> [The records]
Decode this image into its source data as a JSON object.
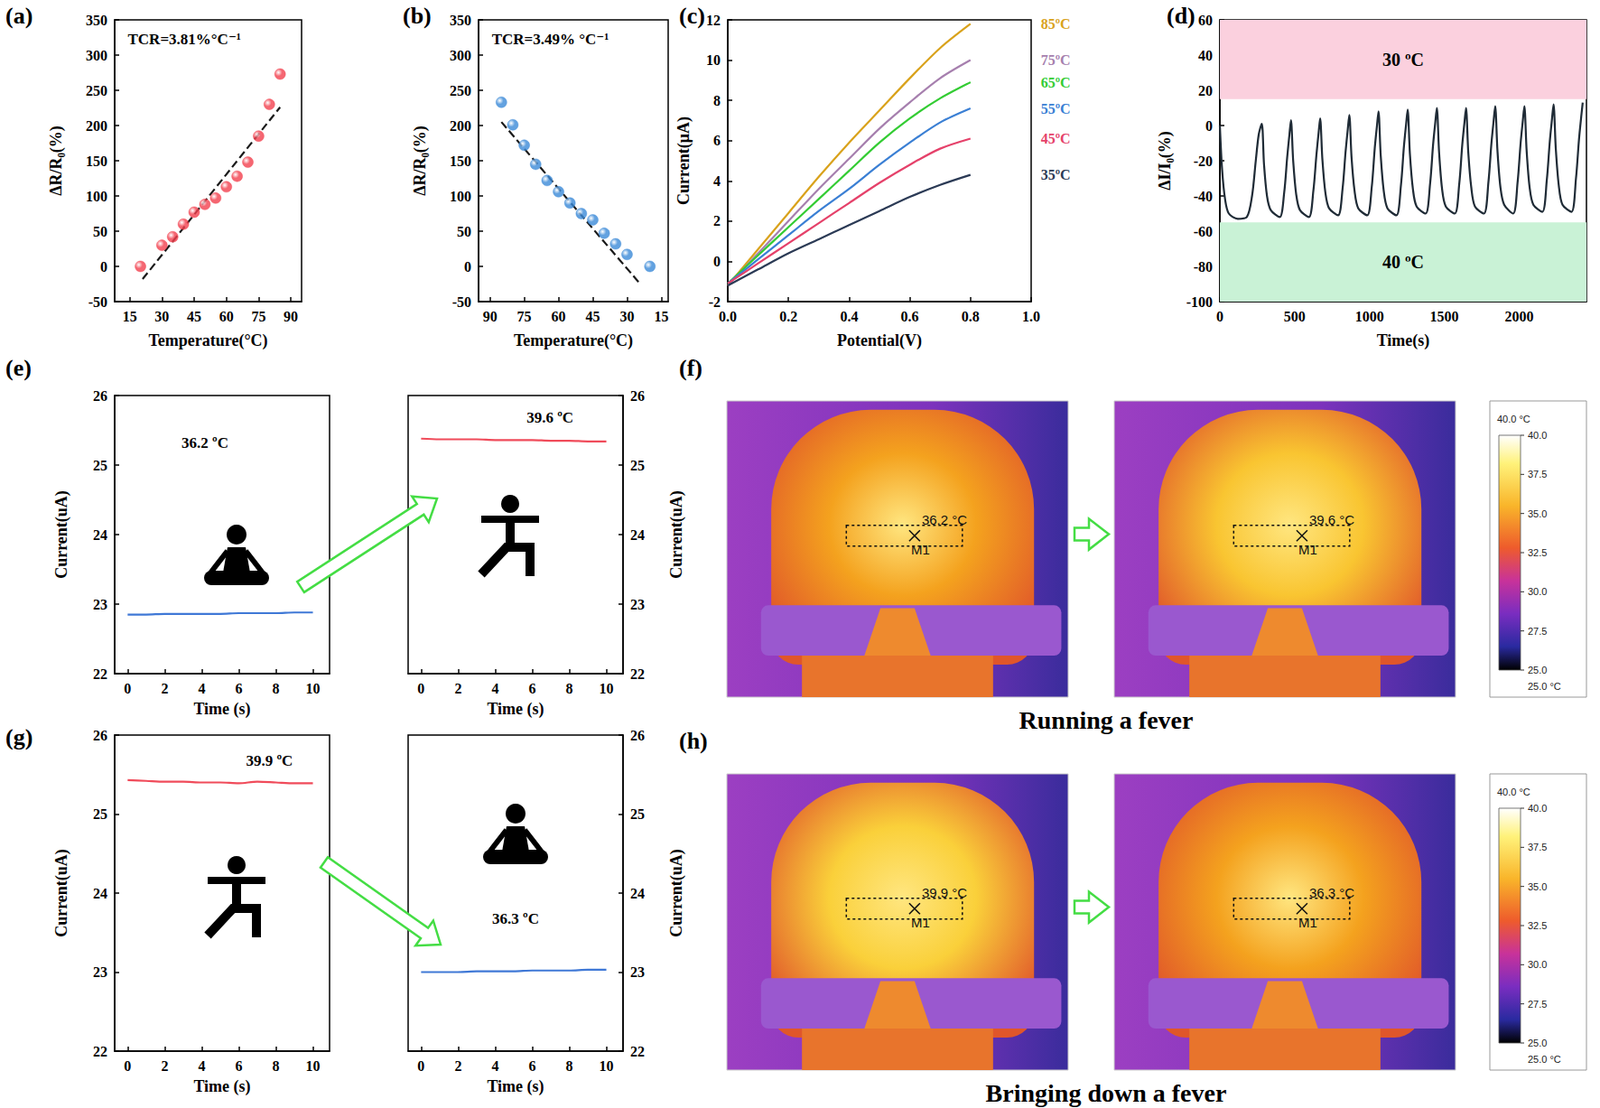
{
  "chart_data": [
    {
      "title": "(a)",
      "type": "scatter",
      "x_label": "Temperature(°C)",
      "y_label": "ΔR/R₀(%)",
      "annotations": [
        "TCR=3.81%°C⁻¹"
      ],
      "xlim": [
        8,
        95
      ],
      "xticks": [
        15,
        30,
        45,
        60,
        75,
        90
      ],
      "ylim": [
        -50,
        350
      ],
      "yticks": [
        -50,
        0,
        50,
        100,
        150,
        200,
        250,
        300,
        350
      ],
      "series": [
        {
          "type": "scatter",
          "marker": "circle",
          "color": "#f2404e",
          "x": [
            20,
            30,
            35,
            40,
            45,
            50,
            55,
            60,
            65,
            70,
            75,
            80,
            85
          ],
          "values": [
            0,
            30,
            42,
            60,
            77,
            88,
            97,
            113,
            128,
            148,
            185,
            230,
            273
          ]
        },
        {
          "type": "line",
          "line_style": "dashed",
          "color": "#1a1a1a",
          "x": [
            21,
            85
          ],
          "values": [
            -18,
            226
          ]
        }
      ]
    },
    {
      "title": "(b)",
      "type": "scatter",
      "x_label": "Temperature(°C)",
      "y_label": "ΔR/R₀(%)",
      "annotations": [
        "TCR=3.49% °C⁻¹"
      ],
      "xlim": [
        95,
        12
      ],
      "xticks": [
        90,
        75,
        60,
        45,
        30,
        15
      ],
      "ylim": [
        -50,
        350
      ],
      "yticks": [
        -50,
        0,
        50,
        100,
        150,
        200,
        250,
        300,
        350
      ],
      "series": [
        {
          "type": "scatter",
          "marker": "circle",
          "color": "#3b8ad8",
          "x": [
            85,
            80,
            75,
            70,
            65,
            60,
            55,
            50,
            45,
            40,
            35,
            30,
            20
          ],
          "values": [
            233,
            201,
            172,
            145,
            122,
            106,
            90,
            75,
            66,
            47,
            32,
            17,
            0
          ]
        },
        {
          "type": "line",
          "line_style": "dashed",
          "color": "#1a1a1a",
          "x": [
            85,
            25
          ],
          "values": [
            205,
            -22
          ]
        }
      ]
    },
    {
      "title": "(c)",
      "type": "line",
      "x_label": "Potential(V)",
      "y_label": "Current(μA)",
      "legend": "right",
      "xlim": [
        0,
        1
      ],
      "xticks": [
        {
          "value": 0,
          "label": "0.0"
        },
        0.2,
        0.4,
        0.6,
        0.8,
        {
          "value": 1,
          "label": "1.0"
        }
      ],
      "ylim": [
        -2,
        12
      ],
      "yticks": [
        -2,
        0,
        2,
        4,
        6,
        8,
        10,
        12
      ],
      "x": [
        0,
        0.1,
        0.2,
        0.3,
        0.4,
        0.5,
        0.6,
        0.7,
        0.8
      ],
      "series": [
        {
          "name": "85ºC",
          "color": "#d9a21b",
          "values": [
            -1.2,
            0.6,
            2.4,
            4.2,
            5.9,
            7.5,
            9.1,
            10.6,
            11.8
          ]
        },
        {
          "name": "75ºC",
          "color": "#a67fae",
          "values": [
            -1.2,
            0.4,
            2.0,
            3.6,
            5.1,
            6.6,
            7.9,
            9.1,
            10.0
          ]
        },
        {
          "name": "65ºC",
          "color": "#33cc33",
          "values": [
            -1.1,
            0.3,
            1.7,
            3.1,
            4.5,
            5.9,
            7.1,
            8.1,
            8.9
          ]
        },
        {
          "name": "55ºC",
          "color": "#3a7fd4",
          "values": [
            -1.1,
            0.1,
            1.3,
            2.5,
            3.6,
            4.8,
            5.9,
            6.9,
            7.6
          ]
        },
        {
          "name": "45ºC",
          "color": "#e5416a",
          "values": [
            -1.1,
            -0.1,
            0.9,
            1.9,
            2.9,
            3.9,
            4.8,
            5.6,
            6.1
          ]
        },
        {
          "name": "35ºC",
          "color": "#2b3a55",
          "values": [
            -1.2,
            -0.4,
            0.4,
            1.1,
            1.8,
            2.5,
            3.2,
            3.8,
            4.3
          ]
        }
      ]
    },
    {
      "title": "(d)",
      "type": "line",
      "x_label": "Time(s)",
      "y_label": "ΔI/I₀(%)",
      "xlim": [
        0,
        2450
      ],
      "xticks": [
        0,
        500,
        1000,
        1500,
        2000
      ],
      "ylim": [
        -100,
        60
      ],
      "yticks": [
        -100,
        -80,
        -60,
        -40,
        -20,
        0,
        20,
        40,
        60
      ],
      "bands": [
        {
          "from": 15,
          "to": 60,
          "label": "30 ºC",
          "color": "#fbd0de"
        },
        {
          "from": -100,
          "to": -55,
          "label": "40 ºC",
          "color": "#c9f2d6"
        }
      ],
      "series": [
        {
          "color": "#1f2b36",
          "x": [
            0,
            15,
            35,
            60,
            120,
            180,
            215,
            240,
            260,
            280,
            295,
            315,
            340,
            400,
            430,
            450,
            465,
            475,
            490,
            510,
            535,
            595,
            625,
            645,
            660,
            670,
            685,
            705,
            730,
            790,
            820,
            840,
            855,
            865,
            880,
            900,
            925,
            985,
            1015,
            1035,
            1050,
            1060,
            1075,
            1095,
            1120,
            1180,
            1210,
            1230,
            1245,
            1255,
            1270,
            1290,
            1315,
            1375,
            1405,
            1425,
            1440,
            1450,
            1465,
            1485,
            1510,
            1570,
            1600,
            1620,
            1635,
            1645,
            1660,
            1680,
            1705,
            1765,
            1795,
            1815,
            1830,
            1840,
            1855,
            1875,
            1900,
            1960,
            1990,
            2010,
            2025,
            2035,
            2050,
            2070,
            2095,
            2155,
            2185,
            2205,
            2220,
            2230,
            2245,
            2265,
            2290,
            2350,
            2380,
            2400,
            2415,
            2425
          ],
          "values": [
            0,
            -25,
            -42,
            -50,
            -53,
            -52,
            -40,
            -20,
            -5,
            1,
            -22,
            -40,
            -48,
            -52,
            -38,
            -18,
            -5,
            3,
            -20,
            -39,
            -48,
            -52,
            -37,
            -17,
            -4,
            4,
            -19,
            -38,
            -47,
            -51,
            -36,
            -15,
            -2,
            6,
            -18,
            -37,
            -47,
            -51,
            -35,
            -13,
            0,
            8,
            -17,
            -37,
            -47,
            -51,
            -34,
            -12,
            1,
            9,
            -16,
            -36,
            -46,
            -50,
            -33,
            -11,
            2,
            10,
            -15,
            -36,
            -46,
            -50,
            -33,
            -11,
            2,
            10,
            -15,
            -35,
            -46,
            -50,
            -32,
            -10,
            3,
            11,
            -14,
            -35,
            -45,
            -50,
            -32,
            -10,
            3,
            11,
            -14,
            -35,
            -45,
            -49,
            -31,
            -9,
            4,
            12,
            -13,
            -34,
            -45,
            -49,
            -30,
            -8,
            5,
            13
          ]
        }
      ]
    },
    {
      "title": "(e)",
      "type": "line",
      "x_label": "Time (s)",
      "y_label": "Current(uA)",
      "annotations": [
        "36.2 ºC"
      ],
      "xlim": [
        -0.7,
        10.9
      ],
      "xticks": [
        0,
        2,
        4,
        6,
        8,
        10
      ],
      "ylim": [
        22,
        26
      ],
      "yticks": [
        22,
        23,
        24,
        25,
        26
      ],
      "x": [
        0,
        1,
        2,
        3,
        4,
        5,
        6,
        7,
        8,
        9,
        10
      ],
      "series": [
        {
          "color": "#3f78d6",
          "values": [
            22.85,
            22.85,
            22.86,
            22.86,
            22.86,
            22.86,
            22.87,
            22.87,
            22.87,
            22.88,
            22.88
          ]
        }
      ]
    },
    {
      "type": "line",
      "x_label": "Time (s)",
      "y_label": "Current(uA)",
      "annotations": [
        "39.6 ºC"
      ],
      "xlim": [
        -0.7,
        10.9
      ],
      "xticks": [
        0,
        2,
        4,
        6,
        8,
        10
      ],
      "ylim": [
        22,
        26
      ],
      "yticks": [
        22,
        23,
        24,
        25,
        26
      ],
      "x": [
        0,
        1,
        2,
        3,
        4,
        5,
        6,
        7,
        8,
        9,
        10
      ],
      "series": [
        {
          "color": "#f04b5a",
          "values": [
            25.38,
            25.37,
            25.37,
            25.37,
            25.36,
            25.36,
            25.36,
            25.35,
            25.35,
            25.34,
            25.34
          ]
        }
      ]
    },
    {
      "title": "(g)",
      "type": "line",
      "x_label": "Time (s)",
      "y_label": "Current(uA)",
      "annotations": [
        "39.9 ºC"
      ],
      "xlim": [
        -0.7,
        10.9
      ],
      "xticks": [
        0,
        2,
        4,
        6,
        8,
        10
      ],
      "ylim": [
        22,
        26
      ],
      "yticks": [
        22,
        23,
        24,
        25,
        26
      ],
      "x": [
        0,
        1,
        2,
        3,
        4,
        5,
        6,
        7,
        8,
        9,
        10
      ],
      "series": [
        {
          "color": "#f04b5a",
          "values": [
            25.43,
            25.42,
            25.41,
            25.41,
            25.4,
            25.4,
            25.39,
            25.41,
            25.4,
            25.39,
            25.39
          ]
        }
      ]
    },
    {
      "type": "line",
      "x_label": "Time (s)",
      "y_label": "Current(uA)",
      "annotations": [
        "36.3 ºC"
      ],
      "xlim": [
        -0.7,
        10.9
      ],
      "xticks": [
        0,
        2,
        4,
        6,
        8,
        10
      ],
      "ylim": [
        22,
        26
      ],
      "yticks": [
        22,
        23,
        24,
        25,
        26
      ],
      "x": [
        0,
        1,
        2,
        3,
        4,
        5,
        6,
        7,
        8,
        9,
        10
      ],
      "series": [
        {
          "color": "#3f78d6",
          "values": [
            23.0,
            23.0,
            23.0,
            23.01,
            23.01,
            23.01,
            23.02,
            23.02,
            23.02,
            23.03,
            23.03
          ]
        }
      ]
    }
  ],
  "thermal_images": [
    {
      "title": "(f)",
      "caption": "Running a fever",
      "images": [
        {
          "reading": "36.2 °C",
          "marker": "M1",
          "color": "#f4a21e"
        },
        {
          "reading": "39.6 °C",
          "marker": "M1",
          "color": "#f9c531"
        }
      ],
      "colorbar": {
        "range": [
          25,
          40
        ],
        "top_label": "40.0 °C",
        "bottom_label": "25.0 °C",
        "ticks": [
          {
            "value": 40,
            "label": "40.0"
          },
          37.5,
          {
            "value": 35,
            "label": "35.0"
          },
          32.5,
          {
            "value": 30,
            "label": "30.0"
          },
          27.5,
          {
            "value": 25,
            "label": "25.0"
          }
        ]
      }
    },
    {
      "title": "(h)",
      "caption": "Bringing down a fever",
      "images": [
        {
          "reading": "39.9 °C",
          "marker": "M1",
          "color": "#fad03a"
        },
        {
          "reading": "36.3 °C",
          "marker": "M1",
          "color": "#f4a21e"
        }
      ],
      "colorbar": {
        "range": [
          25,
          40
        ],
        "top_label": "40.0 °C",
        "bottom_label": "25.0 °C",
        "ticks": [
          {
            "value": 40,
            "label": "40.0"
          },
          37.5,
          {
            "value": 35,
            "label": "35.0"
          },
          32.5,
          {
            "value": 30,
            "label": "30.0"
          },
          27.5,
          {
            "value": 25,
            "label": "25.0"
          }
        ]
      }
    }
  ]
}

> [Written instruction]
Look through the entries above. Extract each line with the word "reading".

> [Right answer]
          "reading": "36.2 °C",
          "reading": "39.6 °C",
          "reading": "39.9 °C",
          "reading": "36.3 °C",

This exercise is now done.